-- Série d'exercices --
1. Répondez à ces questions d'après l'extrait sur Nua.ge.
(a) Combien d'euros de crédits Nua.ge offre-t-il à ceux qui indiquent un moyen de paiement à leur inscription ?
(b) Que doit faire un filleul pour que son parrainage soit comptabilisé ?
(c) Où se trouvent tous les datacenters de Nua.ge ?
2. Poursuivez l'extrait sur Nua.ge après sa dernière phrase.

-- Extrait fourni --
++++
On retrouve ici une critique classique des hyperscalers américains à la tarification complexe (la calculette AWS nécessitant presque une formation à elle seule). Sur son site, Nua.ge s'annonce donc comme « le cloud public dans son plus simple appareil », offrant 50 euros de crédits à ceux indiquant un moyen de paiement à leur inscription.

Une générosité qui va plus loin pour certains « influenceurs » qui ont reçu 12 000 euros de coupons à utiliser et à distribuer. Une offre de parrainage est également proposée à tout client : « vos filleuls bénéficieront automatiquement d’un crédit Nua.ge de 100 euros, utilisable à leur guise. Et pour chaque contact parrainé, votre espace de travail reçoit aussi 100 euros de crédit ! ». Attendez-vous donc à voir vos amis « geek » vous en parler.

Il faut qu'un moyen de paiement soit ajouté par le filleul pour qu'il soit comptabilisé. D'autres limites sont bien entendu posées : « il est interdit d'effectuer de faux parrainages tout comme il est interdit de s'auto-parrainer et d'enchérir sur le mot clef « Nua.ge » et ses termes dérivés (cf les Conditions Générales de Service). En cas d’abus ou de non-respect des dispositions décrites dans les Conditions Générales de Service, nous pourrons procéder à l’annulation des primes éventuelles, à la suspension ou retrait de la possibilité d'utiliser le lien, ou à la résiliation du contrat ».

La promesse est aussi celle de valeurs respectées et de transparence. « Nous sommes domiciliés en France et tous nos datacenters sont situés sur le territoire français. Nous avons conçu Nua.ge avec le principe de "Privacy by Design". Non pas par obligation, mais par conviction, pour vous garantir un cloud parfaitement conforme au RGPD ». Une précision d'importance pour une filiale issue au départ de la branche marketing du groupe La Poste.
++++
-- Données extraites --
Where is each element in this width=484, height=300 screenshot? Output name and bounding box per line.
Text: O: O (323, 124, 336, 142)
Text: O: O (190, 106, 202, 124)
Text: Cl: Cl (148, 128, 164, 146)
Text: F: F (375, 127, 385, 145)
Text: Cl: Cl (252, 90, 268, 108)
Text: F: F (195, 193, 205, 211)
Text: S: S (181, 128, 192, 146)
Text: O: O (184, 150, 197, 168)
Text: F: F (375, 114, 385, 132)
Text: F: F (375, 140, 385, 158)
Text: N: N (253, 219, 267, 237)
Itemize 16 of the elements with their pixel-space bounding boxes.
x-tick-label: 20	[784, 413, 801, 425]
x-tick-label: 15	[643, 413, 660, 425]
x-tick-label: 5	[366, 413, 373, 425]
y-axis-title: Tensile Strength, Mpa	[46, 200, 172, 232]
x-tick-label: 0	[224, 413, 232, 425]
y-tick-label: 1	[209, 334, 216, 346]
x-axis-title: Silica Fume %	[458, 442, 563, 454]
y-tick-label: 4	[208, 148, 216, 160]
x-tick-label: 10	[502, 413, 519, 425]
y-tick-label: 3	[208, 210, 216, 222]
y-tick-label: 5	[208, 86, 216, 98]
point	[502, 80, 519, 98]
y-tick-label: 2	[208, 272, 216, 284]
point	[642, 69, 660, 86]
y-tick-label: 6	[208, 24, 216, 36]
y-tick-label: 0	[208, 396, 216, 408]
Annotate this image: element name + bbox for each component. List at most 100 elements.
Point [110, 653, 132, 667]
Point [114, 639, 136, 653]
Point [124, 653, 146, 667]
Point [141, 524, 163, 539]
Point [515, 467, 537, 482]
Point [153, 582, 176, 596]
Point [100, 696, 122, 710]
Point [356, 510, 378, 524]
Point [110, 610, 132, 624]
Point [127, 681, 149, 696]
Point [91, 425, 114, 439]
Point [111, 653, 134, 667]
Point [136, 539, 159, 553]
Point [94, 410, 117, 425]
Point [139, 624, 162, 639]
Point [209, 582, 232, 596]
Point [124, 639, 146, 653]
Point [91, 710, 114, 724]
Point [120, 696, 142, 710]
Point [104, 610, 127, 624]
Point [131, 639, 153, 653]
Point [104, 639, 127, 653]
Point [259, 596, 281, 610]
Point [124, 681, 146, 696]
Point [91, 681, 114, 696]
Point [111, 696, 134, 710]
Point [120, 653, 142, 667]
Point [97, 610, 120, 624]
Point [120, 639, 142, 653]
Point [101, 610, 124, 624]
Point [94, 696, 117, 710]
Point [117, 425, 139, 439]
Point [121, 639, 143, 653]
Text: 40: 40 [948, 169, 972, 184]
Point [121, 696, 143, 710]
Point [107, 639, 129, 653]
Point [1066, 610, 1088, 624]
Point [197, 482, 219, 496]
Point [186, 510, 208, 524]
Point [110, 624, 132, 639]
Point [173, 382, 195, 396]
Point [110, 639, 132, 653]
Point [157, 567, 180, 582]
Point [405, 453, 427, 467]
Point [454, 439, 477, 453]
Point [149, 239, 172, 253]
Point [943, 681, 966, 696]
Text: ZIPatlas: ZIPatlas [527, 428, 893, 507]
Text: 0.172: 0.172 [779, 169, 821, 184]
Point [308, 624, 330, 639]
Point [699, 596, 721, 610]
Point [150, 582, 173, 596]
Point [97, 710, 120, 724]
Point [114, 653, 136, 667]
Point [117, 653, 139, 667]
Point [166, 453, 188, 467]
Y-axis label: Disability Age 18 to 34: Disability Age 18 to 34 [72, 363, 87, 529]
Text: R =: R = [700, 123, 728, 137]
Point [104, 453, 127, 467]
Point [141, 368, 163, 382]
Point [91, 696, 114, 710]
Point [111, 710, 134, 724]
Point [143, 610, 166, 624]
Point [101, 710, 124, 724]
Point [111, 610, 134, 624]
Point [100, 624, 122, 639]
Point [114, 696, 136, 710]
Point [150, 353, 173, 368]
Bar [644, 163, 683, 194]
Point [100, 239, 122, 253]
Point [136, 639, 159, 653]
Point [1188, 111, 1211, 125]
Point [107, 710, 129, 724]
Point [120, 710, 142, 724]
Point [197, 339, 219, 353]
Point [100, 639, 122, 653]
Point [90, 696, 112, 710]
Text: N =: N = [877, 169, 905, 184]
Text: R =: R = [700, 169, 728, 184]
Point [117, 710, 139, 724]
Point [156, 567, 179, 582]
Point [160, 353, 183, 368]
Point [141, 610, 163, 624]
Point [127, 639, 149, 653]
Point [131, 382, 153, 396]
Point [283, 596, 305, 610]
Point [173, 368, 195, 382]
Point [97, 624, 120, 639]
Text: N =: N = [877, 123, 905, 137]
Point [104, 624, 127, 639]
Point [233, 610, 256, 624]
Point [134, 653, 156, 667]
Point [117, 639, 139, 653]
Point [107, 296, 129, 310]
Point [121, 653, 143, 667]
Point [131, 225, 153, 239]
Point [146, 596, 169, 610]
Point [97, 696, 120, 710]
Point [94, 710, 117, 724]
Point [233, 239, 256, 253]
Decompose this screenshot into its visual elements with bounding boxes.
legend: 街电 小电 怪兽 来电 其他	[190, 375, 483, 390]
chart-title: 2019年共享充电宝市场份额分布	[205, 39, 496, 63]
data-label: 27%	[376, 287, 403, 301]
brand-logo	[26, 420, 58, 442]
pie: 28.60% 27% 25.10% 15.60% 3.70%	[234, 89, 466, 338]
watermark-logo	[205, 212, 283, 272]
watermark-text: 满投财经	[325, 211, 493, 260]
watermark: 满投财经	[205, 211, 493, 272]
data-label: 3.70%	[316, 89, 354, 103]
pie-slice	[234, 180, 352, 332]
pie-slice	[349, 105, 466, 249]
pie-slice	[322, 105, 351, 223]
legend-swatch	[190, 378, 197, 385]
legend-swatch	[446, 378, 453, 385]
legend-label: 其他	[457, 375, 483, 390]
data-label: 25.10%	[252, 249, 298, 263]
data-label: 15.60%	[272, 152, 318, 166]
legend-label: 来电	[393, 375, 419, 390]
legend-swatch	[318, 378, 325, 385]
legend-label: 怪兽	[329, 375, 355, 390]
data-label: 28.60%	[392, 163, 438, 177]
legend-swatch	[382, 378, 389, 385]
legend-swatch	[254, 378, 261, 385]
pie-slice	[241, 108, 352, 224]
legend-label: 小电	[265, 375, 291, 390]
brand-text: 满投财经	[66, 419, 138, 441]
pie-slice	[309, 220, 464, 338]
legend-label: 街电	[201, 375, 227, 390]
++++
-- Exercices corrigés --
1.
(a) 50 euros.
(b) Il doit ajouter un moyen de paiement.
(c) Sur le territoire français.

2.
« Nua.ge met ses utilisateurs à l’abri des tempêtes qui pourraient survenir en matière de gouvernance des données. La conformité RGPD, privacy by design et souveraineté (100 % des serveurs en France) font partie de son ADN » ajoute d'ailleurs Gabriel Barazer, CTO et cofondateur d’Oxeva. Pour autant, aucune certification particulière n'est évoquée, notamment celles pour les données de santé (HDS) ou SecNumCloud et le « Cloud de confiance ».

Nua.ge Consentement Nua.ge Consentement

Par défaut, le site affiche néanmoins un panneau de collecte de consentement assez classique (via Didomi), avec le fameux « Continuer sans accepter » affiché en petit en haut à droite. Attention, si tel est votre choix le panneau de gestion des cookies semble indiquer que des éléments sont tout de même acceptés par défaut (voir ci-dessus).

Il faut donc pour le moment penser à l'ouvrir pour refuser l'ensemble des finalités affichées. Pourtant, dans sa page évoquant la politique en matière de données personnelles, l'entreprise indique que « le Site Nua.ge appose des cookies nécessaires au fonctionnement technique du Site Nua.ge et d’autres sous réserve de votre consentement, conformément à l’article 6 (1) (a) du RGPD. Ce consentement est formalisé par le fait de cliquer sur le bouton « Accepter » sur la notice apparaissant lorsque vous visitez le Site Nua.ge ».

Nous avons interrogé le Correspondant Informatique et Libertés (CIL) d'Oxeva. L'entreprise nous a répondu : 

« Les éléments qui étaient acceptés par défaut dans notre gestionnaire de cookies étaient les finalités de traitement de données personnelles qui relèvent de l’intérêt légitime. A titre d’exemple, les données traitées via notre fenêtre de chat répondent à notre intérêt légitime de fournir des informations sur nos activités et services.

Conformément au RGPD, ces traitements peuvent être mis en œuvre sans le consentement préalable des personnes. Nous avions cependant fait le choix, dans un souci de transparence, de les faire apparaître dans notre gestionnaire de cookies.

Conscients, suite à votre article, que ce comportement pouvait porter à confusion, nous avons désormais paramétré notre gestionnaire de cookies de manière à ce qu’aucun élément ne soit autorisé par défaut.

En poussant nos investigations, nous avons constaté que le formulaire d’inscription à notre newsletter, mis en œuvre par notre partenaire Plezi, déposait deux cookies (visitor et visit) sans tenir compte des choix exprimés dans notre gestionnaire de cookies.

Nous pouvons vous confirmer que, désormais, le fait de cliquer sur lien “Continuer sans accepter” n’autorise le déclenchement d’aucune balise (hors Didomi et Google Tag Manager, nécessaires à la gestion du consentement), ni le dépôt d’aucun cookie partenaire. »

Quelle plateforme technique ?

Côté transparence aussi on aurait aimé un peu plus d'efforts. Notamment sur la plateforme technique utilisée. Celle-ci n'est pas présentée sur le site qui ne parle d'ailleurs pas de « vCPU » mais de « processeurs ». Pour en savoir plus il faut trouver le lien de la documentation publique (qui n'est affiché que dans l'interface client).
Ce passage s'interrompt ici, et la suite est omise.